DATA LISTING →
* * *

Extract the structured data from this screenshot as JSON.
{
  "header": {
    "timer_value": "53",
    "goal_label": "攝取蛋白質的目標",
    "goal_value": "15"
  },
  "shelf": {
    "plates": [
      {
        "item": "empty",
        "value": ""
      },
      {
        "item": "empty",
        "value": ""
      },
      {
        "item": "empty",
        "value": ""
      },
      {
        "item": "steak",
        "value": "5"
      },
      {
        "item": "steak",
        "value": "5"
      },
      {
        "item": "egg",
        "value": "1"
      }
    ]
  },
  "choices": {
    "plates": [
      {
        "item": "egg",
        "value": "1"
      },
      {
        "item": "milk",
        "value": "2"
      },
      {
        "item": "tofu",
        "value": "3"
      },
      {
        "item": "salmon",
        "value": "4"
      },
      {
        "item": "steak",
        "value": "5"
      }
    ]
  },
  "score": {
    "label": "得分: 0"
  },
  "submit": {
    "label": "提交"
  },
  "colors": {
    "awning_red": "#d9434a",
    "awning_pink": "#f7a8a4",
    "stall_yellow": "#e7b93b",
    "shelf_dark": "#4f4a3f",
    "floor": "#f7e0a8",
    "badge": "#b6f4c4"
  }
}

* * *

REQUEST → All entries shown above should be printed again exactly.

SOLUTION FOR THIS TASK →
Extract the structured data from this screenshot as JSON.
{
  "header": {
    "timer_value": "53",
    "goal_label": "攝取蛋白質的目標",
    "goal_value": "15"
  },
  "shelf": {
    "plates": [
      {
        "item": "empty",
        "value": ""
      },
      {
        "item": "empty",
        "value": ""
      },
      {
        "item": "empty",
        "value": ""
      },
      {
        "item": "steak",
        "value": "5"
      },
      {
        "item": "steak",
        "value": "5"
      },
      {
        "item": "egg",
        "value": "1"
      }
    ]
  },
  "choices": {
    "plates": [
      {
        "item": "egg",
        "value": "1"
      },
      {
        "item": "milk",
        "value": "2"
      },
      {
        "item": "tofu",
        "value": "3"
      },
      {
        "item": "salmon",
        "value": "4"
      },
      {
        "item": "steak",
        "value": "5"
      }
    ]
  },
  "score": {
    "label": "得分: 0"
  },
  "submit": {
    "label": "提交"
  },
  "colors": {
    "awning_red": "#d9434a",
    "awning_pink": "#f7a8a4",
    "stall_yellow": "#e7b93b",
    "shelf_dark": "#4f4a3f",
    "floor": "#f7e0a8",
    "badge": "#b6f4c4"
  }
}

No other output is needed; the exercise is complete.